### TASK REQUIREMENTS
Which lines in the material below contain the word "دیوان"? Copy each of them.

(Collected data entries)

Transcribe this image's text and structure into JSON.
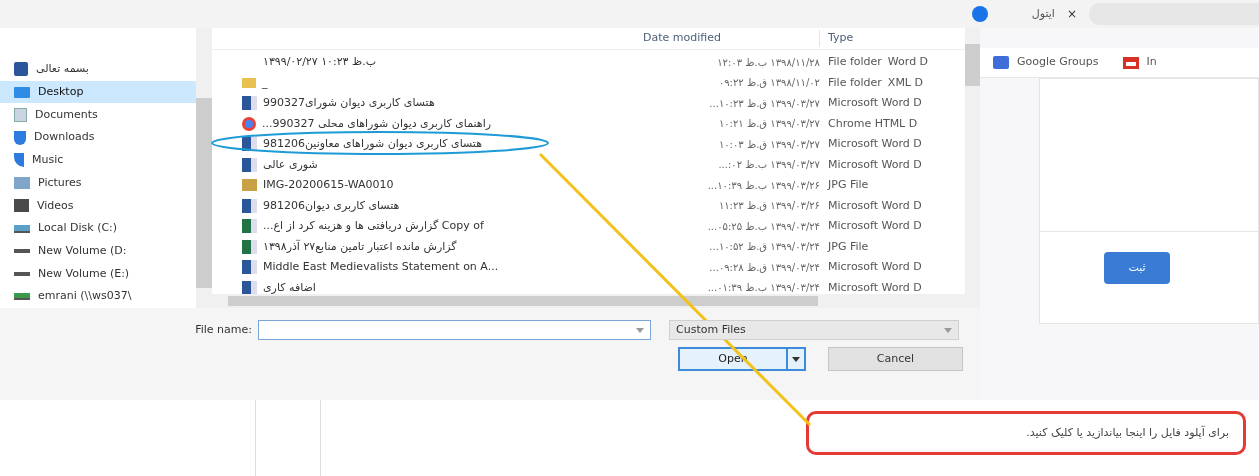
{
  "browser": {
    "tab_title": "ایتول",
    "tab_close": "×",
    "groups_bookmark": {
      "label": "Google Groups",
      "kind": "groups"
    },
    "gmail_bookmark": {
      "label": "In",
      "kind": "gmail"
    },
    "form_button": "ثبت",
    "upload_hint": "برای آپلود فایل را اینجا بیاندازید یا کلیک کنید."
  },
  "dialog": {
    "nav_items": [
      {
        "label": "بسمه تعالی",
        "kind": "word",
        "selected": false
      },
      {
        "label": "Desktop",
        "kind": "desktop",
        "selected": true
      },
      {
        "label": "Documents",
        "kind": "documents",
        "selected": false
      },
      {
        "label": "Downloads",
        "kind": "downloads",
        "selected": false
      },
      {
        "label": "Music",
        "kind": "music",
        "selected": false
      },
      {
        "label": "Pictures",
        "kind": "pictures",
        "selected": false
      },
      {
        "label": "Videos",
        "kind": "videos",
        "selected": false
      },
      {
        "label": "Local Disk (C:)",
        "kind": "disk",
        "selected": false
      },
      {
        "label": "New Volume (D:",
        "kind": "drive",
        "selected": false
      },
      {
        "label": "New Volume (E:)",
        "kind": "drive",
        "selected": false
      },
      {
        "label": "emrani (\\\\ws037\\",
        "kind": "network",
        "selected": false
      }
    ],
    "date_column": "Date modified",
    "type_column": "Type",
    "files": [
      {
        "name": "۱۳۹۹/۰۲/۲۷ ب.ظ ۱۰:۲۳",
        "kind": "none",
        "date": "۱۳۹۸/۱۱/۲۸ ب.ظ ۱۲:۰۳",
        "type": "File folder",
        "column_4": "Word D"
      },
      {
        "name": "_",
        "kind": "folder",
        "date": "۱۳۹۸/۱۱/۰۲ ق.ظ ۰۹:۲۲",
        "type": "File folder",
        "column_4": "XML D"
      },
      {
        "name": "990327هتسای کاربری دیوان شورای",
        "kind": "word",
        "date": "۱۳۹۹/۰۳/۲۷ ق.ظ ۱۰:۲۳...",
        "type": "Microsoft Word D"
      },
      {
        "name": "...راهنمای کاربری دیوان شوراهای محلی 990327",
        "kind": "chrome",
        "date": "۱۳۹۹/۰۳/۲۷ ق.ظ ۱۰:۲۱",
        "type": "Chrome HTML D"
      },
      {
        "name": "981206هتسای کاربری دیوان شوراهای معاونین",
        "kind": "word",
        "date": "۱۳۹۹/۰۳/۲۷ ق.ظ ۱۰:۰۳",
        "type": "Microsoft Word D"
      },
      {
        "name": "شوری عالی",
        "kind": "word",
        "date": "۱۳۹۹/۰۳/۲۷ ب.ظ ۰۲:...",
        "type": "Microsoft Word D"
      },
      {
        "name": "IMG-20200615-WA0010",
        "kind": "jpg",
        "date": "۱۳۹۹/۰۳/۲۶ ب.ظ ۱۰:۳۹...",
        "type": "JPG File"
      },
      {
        "name": "981206هتسای کاربری دیوان",
        "kind": "word",
        "date": "۱۳۹۹/۰۳/۲۶ ق.ظ ۱۱:۲۳",
        "type": "Microsoft Word D"
      },
      {
        "name": "...گزارش دریافتی ها و هزینه کرد از اع Copy of",
        "kind": "excel",
        "date": "۱۳۹۹/۰۳/۲۴ ب.ظ ۰۵:۲۵...",
        "type": "Microsoft Word D"
      },
      {
        "name": "گزارش مانده اعتبار تامین منابع۲۷ آذر۱۳۹۸",
        "kind": "excel",
        "date": "۱۳۹۹/۰۳/۲۴ ق.ظ ۱۰:۵۲...",
        "type": "JPG File"
      },
      {
        "name": "Middle East Medievalists Statement on A...",
        "kind": "word",
        "date": "۱۳۹۹/۰۳/۲۴ ق.ظ ۰۹:۲۸...",
        "type": "Microsoft Word D"
      },
      {
        "name": "اضافه کاری",
        "kind": "word",
        "date": "۱۳۹۹/۰۳/۲۴ ب.ظ ۰۱:۳۹...",
        "type": "Microsoft Word D"
      }
    ],
    "file_name_label": "File name:",
    "filter": "Custom Files",
    "open_button": "Open",
    "cancel_button": "Cancel"
  }
}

### FINAL RESULT
        "name": "990327هتسای کاربری دیوان شورای",
        "name": "...راهنمای کاربری دیوان شوراهای محلی 990327",
        "name": "981206هتسای کاربری دیوان شوراهای معاونین",
        "name": "981206هتسای کاربری دیوان",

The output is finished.